PROBLEM REQUIREMENTS →
Transcribe the material verbatim in full; the pictures do not belong in the copy.

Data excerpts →
▶

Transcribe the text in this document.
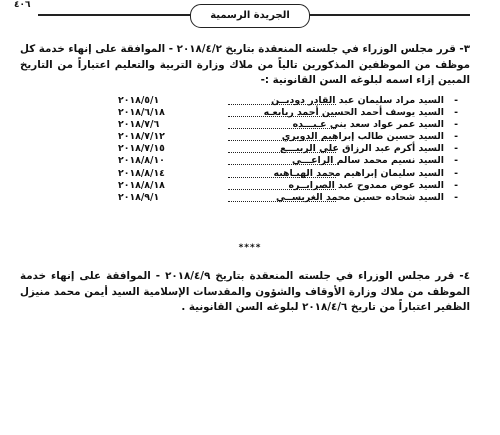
الجريدة الرسمية
٤٠٦
٣- قرر مجلس الوزراء في جلسته المنعقدة بتاريخ ٢٠١٨/٤/٢ - الموافقة على إنهاء خدمة كل موظف من الموظفين المذكورين تالياً من ملاك وزارة التربية والتعليم اعتباراً من التاريخ المبين إزاء اسمه لبلوغه السن القانونية :-
-
السيد مراد سليمان عبد القادر دوديــن
٢٠١٨/٥/١
-
السيد يوسف أحمد الحسين أحمد ربابعـه
٢٠١٨/٦/١٨
-
السيد عمر عواد سعد بني عـبـــده
٢٠١٨/٧/٦
-
السيد حسين طالب إبراهيم الدويري
٢٠١٨/٧/١٢
-
السيد أكرم عبد الرزاق علي الربيـــع
٢٠١٨/٧/١٥
-
السيد نسيم محمد سالم الراعـــي
٢٠١٨/٨/١٠
-
السيد سليمان إبراهيم محمد الهيـاهبه
٢٠١٨/٨/١٤
-
السيد عوض ممدوح عبد الصرايــره
٢٠١٨/٨/١٨
-
السيد شحاده حسين محمد الغريســي
٢٠١٨/٩/١
****
٤- قرر مجلس الوزراء في جلسته المنعقدة بتاريخ ٢٠١٨/٤/٩ - الموافقة على إنهاء خدمة الموظف من ملاك وزارة الأوقاف والشؤون والمقدسات الإسلامية السيد أيمن محمد منيزل الظفير اعتباراً من تاريخ ٢٠١٨/٤/٦ لبلوغه السن القانونية .
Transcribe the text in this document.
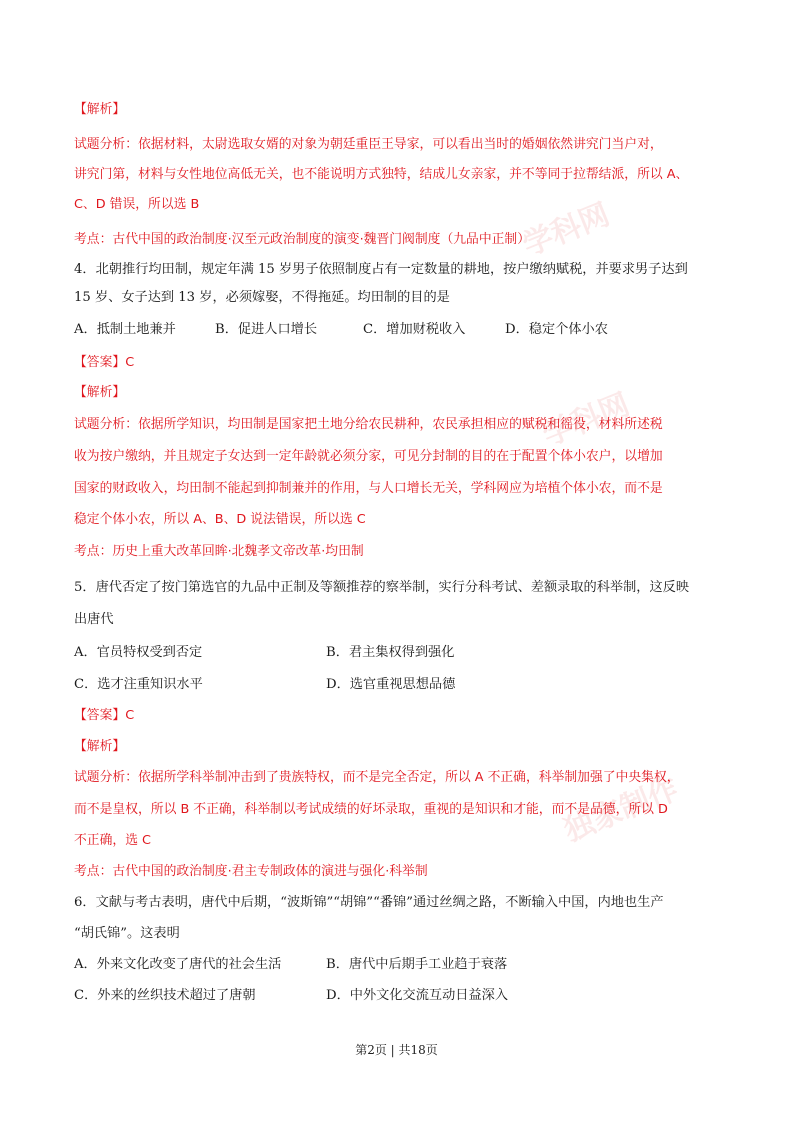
学科网
学科网
独家制作
【解析】
试题分析：依据材料，太尉选取女婿的对象为朝廷重臣王导家，可以看出当时的婚姻依然讲究门当户对，
讲究门第，材料与女性地位高低无关，也不能说明方式独特，结成儿女亲家，并不等同于拉帮结派，所以 A、
C、D 错误，所以选 B
考点：古代中国的政治制度·汉至元政治制度的演变·魏晋门阀制度（九品中正制）
4．北朝推行均田制，规定年满 15 岁男子依照制度占有一定数量的耕地，按户缴纳赋税，并要求男子达到
15 岁、女子达到 13 岁，必须嫁娶，不得拖延。均田制的目的是
A．抵制土地兼并	B．促进人口增长	C．增加财税收入	D．稳定个体小农
【答案】C
【解析】
试题分析：依据所学知识，均田制是国家把土地分给农民耕种，农民承担相应的赋税和徭役，材料所述税
收为按户缴纳，并且规定子女达到一定年龄就必须分家，可见分封制的目的在于配置个体小农户，以增加
国家的财政收入，均田制不能起到抑制兼并的作用，与人口增长无关，学科网应为培植个体小农，而不是
稳定个体小农，所以 A、B、D 说法错误，所以选 C
考点：历史上重大改革回眸·北魏孝文帝改革·均田制
5．唐代否定了按门第选官的九品中正制及等额推荐的察举制，实行分科考试、差额录取的科举制，这反映
出唐代
A．官员特权受到否定	B．君主集权得到强化
C．选才注重知识水平	D．选官重视思想品德
【答案】C
【解析】
试题分析：依据所学科举制冲击到了贵族特权，而不是完全否定，所以 A 不正确，科举制加强了中央集权，
而不是皇权，所以 B 不正确，科举制以考试成绩的好坏录取，重视的是知识和才能，而不是品德，所以 D
不正确，选 C
考点：古代中国的政治制度·君主专制政体的演进与强化·科举制
6．文献与考古表明，唐代中后期，“波斯锦”“胡锦”“番锦”通过丝绸之路，不断输入中国，内地也生产
“胡氏锦”。这表明
A．外来文化改变了唐代的社会生活	B．唐代中后期手工业趋于衰落
C．外来的丝织技术超过了唐朝	D．中外文化交流互动日益深入
第2页 | 共18页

◀

RESULT OF THIS TASK →
Transcribe the text in this document.
الجريدة الرسمية
٤٠٦
٣- قرر مجلس الوزراء في جلسته المنعقدة بتاريخ ٢٠١٨/٤/٢ - الموافقة على إنهاء خدمة كل موظف من الموظفين المذكورين تالياً من ملاك وزارة التربية والتعليم اعتباراً من التاريخ المبين إزاء اسمه لبلوغه السن القانونية :-
-
السيد مراد سليمان عبد القادر دوديــن
٢٠١٨/٥/١
-
السيد يوسف أحمد الحسين أحمد ربابعـه
٢٠١٨/٦/١٨
-
السيد عمر عواد سعد بني عـبـــده
٢٠١٨/٧/٦
-
السيد حسين طالب إبراهيم الدويري
٢٠١٨/٧/١٢
-
السيد أكرم عبد الرزاق علي الربيـــع
٢٠١٨/٧/١٥
-
السيد نسيم محمد سالم الراعـــي
٢٠١٨/٨/١٠
-
السيد سليمان إبراهيم محمد الهيـاهبه
٢٠١٨/٨/١٤
-
السيد عوض ممدوح عبد الصرايــره
٢٠١٨/٨/١٨
-
السيد شحاده حسين محمد الغريســي
٢٠١٨/٩/١
****
٤- قرر مجلس الوزراء في جلسته المنعقدة بتاريخ ٢٠١٨/٤/٩ - الموافقة على إنهاء خدمة الموظف من ملاك وزارة الأوقاف والشؤون والمقدسات الإسلامية السيد أيمن محمد منيزل الظفير اعتباراً من تاريخ ٢٠١٨/٤/٦ لبلوغه السن القانونية .
Transcribe the text in this document.
学科网
学科网
独家制作
【解析】
试题分析：依据材料，太尉选取女婿的对象为朝廷重臣王导家，可以看出当时的婚姻依然讲究门当户对，
讲究门第，材料与女性地位高低无关，也不能说明方式独特，结成儿女亲家，并不等同于拉帮结派，所以 A、
C、D 错误，所以选 B
考点：古代中国的政治制度·汉至元政治制度的演变·魏晋门阀制度（九品中正制）
4．北朝推行均田制，规定年满 15 岁男子依照制度占有一定数量的耕地，按户缴纳赋税，并要求男子达到
15 岁、女子达到 13 岁，必须嫁娶，不得拖延。均田制的目的是
A．抵制土地兼并	B．促进人口增长	C．增加财税收入	D．稳定个体小农
【答案】C
【解析】
试题分析：依据所学知识，均田制是国家把土地分给农民耕种，农民承担相应的赋税和徭役，材料所述税
收为按户缴纳，并且规定子女达到一定年龄就必须分家，可见分封制的目的在于配置个体小农户，以增加
国家的财政收入，均田制不能起到抑制兼并的作用，与人口增长无关，学科网应为培植个体小农，而不是
稳定个体小农，所以 A、B、D 说法错误，所以选 C
考点：历史上重大改革回眸·北魏孝文帝改革·均田制
5．唐代否定了按门第选官的九品中正制及等额推荐的察举制，实行分科考试、差额录取的科举制，这反映
出唐代
A．官员特权受到否定	B．君主集权得到强化
C．选才注重知识水平	D．选官重视思想品德
【答案】C
【解析】
试题分析：依据所学科举制冲击到了贵族特权，而不是完全否定，所以 A 不正确，科举制加强了中央集权，
而不是皇权，所以 B 不正确，科举制以考试成绩的好坏录取，重视的是知识和才能，而不是品德，所以 D
不正确，选 C
考点：古代中国的政治制度·君主专制政体的演进与强化·科举制
6．文献与考古表明，唐代中后期，“波斯锦”“胡锦”“番锦”通过丝绸之路，不断输入中国，内地也生产
“胡氏锦”。这表明
A．外来文化改变了唐代的社会生活	B．唐代中后期手工业趋于衰落
C．外来的丝织技术超过了唐朝	D．中外文化交流互动日益深入
第2页 | 共18页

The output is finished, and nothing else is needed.